> What you will do: Leave out the pictures and repeat the data exactly.
[Start Input records]
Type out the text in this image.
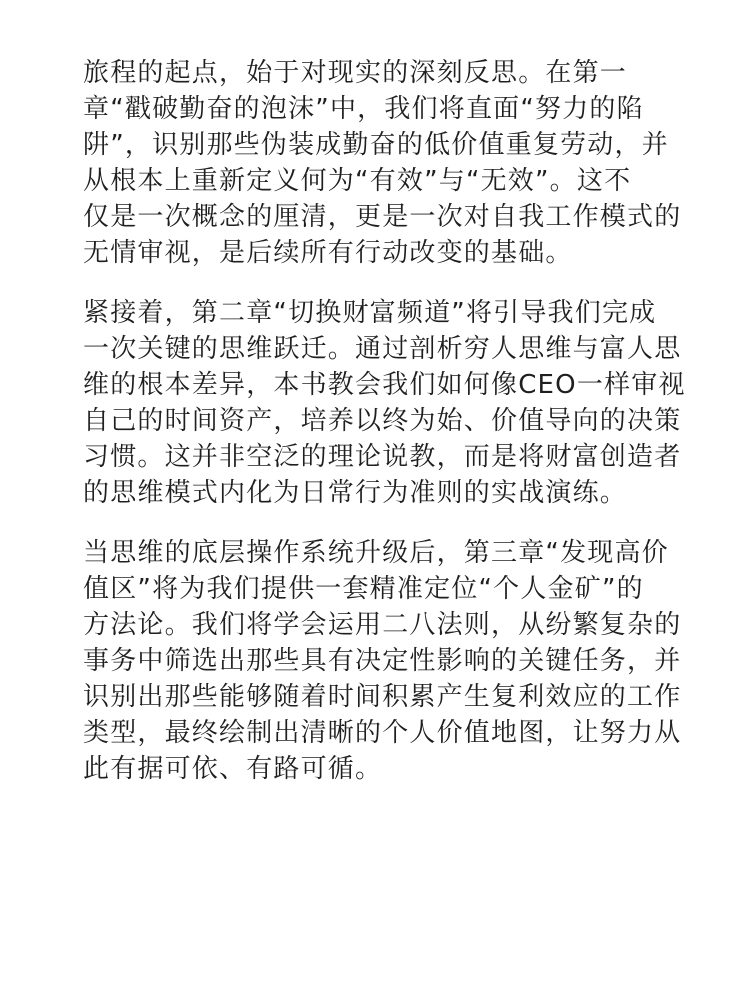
旅程的起点，始于对现实的深刻反思。在第一

章“戳破勤奋的泡沫”中，我们将直面“努力的陷

阱”，识别那些伪装成勤奋的低价值重复劳动，并

从根本上重新定义何为“有效”与“无效”。这不

仅是一次概念的厘清，更是一次对自我工作模式的

无情审视，是后续所有行动改变的基础。

紧接着，第二章“切换财富频道”将引导我们完成

一次关键的思维跃迁。通过剖析穷人思维与富人思

维的根本差异，本书教会我们如何像CEO一样审视

自己的时间资产，培养以终为始、价值导向的决策

习惯。这并非空泛的理论说教，而是将财富创造者

的思维模式内化为日常行为准则的实战演练。

当思维的底层操作系统升级后，第三章“发现高价

值区”将为我们提供一套精准定位“个人金矿”的

方法论。我们将学会运用二八法则，从纷繁复杂的

事务中筛选出那些具有决定性影响的关键任务，并

识别出那些能够随着时间积累产生复利效应的工作

类型，最终绘制出清晰的个人价值地图，让努力从

此有据可依、有路可循。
[End Input records]
> Exercise output:
Type out the text in this image.
旅程的起点，始于对现实的深刻反思。在第一

章“戳破勤奋的泡沫”中，我们将直面“努力的陷

阱”，识别那些伪装成勤奋的低价值重复劳动，并

从根本上重新定义何为“有效”与“无效”。这不

仅是一次概念的厘清，更是一次对自我工作模式的

无情审视，是后续所有行动改变的基础。

紧接着，第二章“切换财富频道”将引导我们完成

一次关键的思维跃迁。通过剖析穷人思维与富人思

维的根本差异，本书教会我们如何像CEO一样审视

自己的时间资产，培养以终为始、价值导向的决策

习惯。这并非空泛的理论说教，而是将财富创造者

的思维模式内化为日常行为准则的实战演练。

当思维的底层操作系统升级后，第三章“发现高价

值区”将为我们提供一套精准定位“个人金矿”的

方法论。我们将学会运用二八法则，从纷繁复杂的

事务中筛选出那些具有决定性影响的关键任务，并

识别出那些能够随着时间积累产生复利效应的工作

类型，最终绘制出清晰的个人价值地图，让努力从

此有据可依、有路可循。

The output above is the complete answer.